== Description of the task ==
The records that follow need to be output exactly as they are.

Stored records:
★ ★ ★
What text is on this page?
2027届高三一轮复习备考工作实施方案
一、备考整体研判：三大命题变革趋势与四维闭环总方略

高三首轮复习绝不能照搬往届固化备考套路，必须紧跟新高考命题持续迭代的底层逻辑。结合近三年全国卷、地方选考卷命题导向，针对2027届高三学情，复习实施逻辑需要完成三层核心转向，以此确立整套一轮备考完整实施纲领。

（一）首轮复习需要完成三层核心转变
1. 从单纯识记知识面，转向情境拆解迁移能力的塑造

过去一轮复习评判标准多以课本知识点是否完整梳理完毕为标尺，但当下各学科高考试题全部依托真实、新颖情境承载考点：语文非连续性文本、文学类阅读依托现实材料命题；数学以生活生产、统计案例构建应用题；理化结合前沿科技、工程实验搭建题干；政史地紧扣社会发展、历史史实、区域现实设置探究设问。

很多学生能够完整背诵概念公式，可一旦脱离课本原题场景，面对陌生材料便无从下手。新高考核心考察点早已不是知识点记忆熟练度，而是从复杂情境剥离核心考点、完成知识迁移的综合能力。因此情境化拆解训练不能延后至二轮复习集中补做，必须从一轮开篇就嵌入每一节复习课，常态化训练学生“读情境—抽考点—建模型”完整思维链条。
★ ★ ★
== Answer in full ==
What text is on this page?
2027届高三一轮复习备考工作实施方案
一、备考整体研判：三大命题变革趋势与四维闭环总方略

高三首轮复习绝不能照搬往届固化备考套路，必须紧跟新高考命题持续迭代的底层逻辑。结合近三年全国卷、地方选考卷命题导向，针对2027届高三学情，复习实施逻辑需要完成三层核心转向，以此确立整套一轮备考完整实施纲领。

（一）首轮复习需要完成三层核心转变
1. 从单纯识记知识面，转向情境拆解迁移能力的塑造

过去一轮复习评判标准多以课本知识点是否完整梳理完毕为标尺，但当下各学科高考试题全部依托真实、新颖情境承载考点：语文非连续性文本、文学类阅读依托现实材料命题；数学以生活生产、统计案例构建应用题；理化结合前沿科技、工程实验搭建题干；政史地紧扣社会发展、历史史实、区域现实设置探究设问。

很多学生能够完整背诵概念公式，可一旦脱离课本原题场景，面对陌生材料便无从下手。新高考核心考察点早已不是知识点记忆熟练度，而是从复杂情境剥离核心考点、完成知识迁移的综合能力。因此情境化拆解训练不能延后至二轮复习集中补做，必须从一轮开篇就嵌入每一节复习课，常态化训练学生“读情境—抽考点—建模型”完整思维链条。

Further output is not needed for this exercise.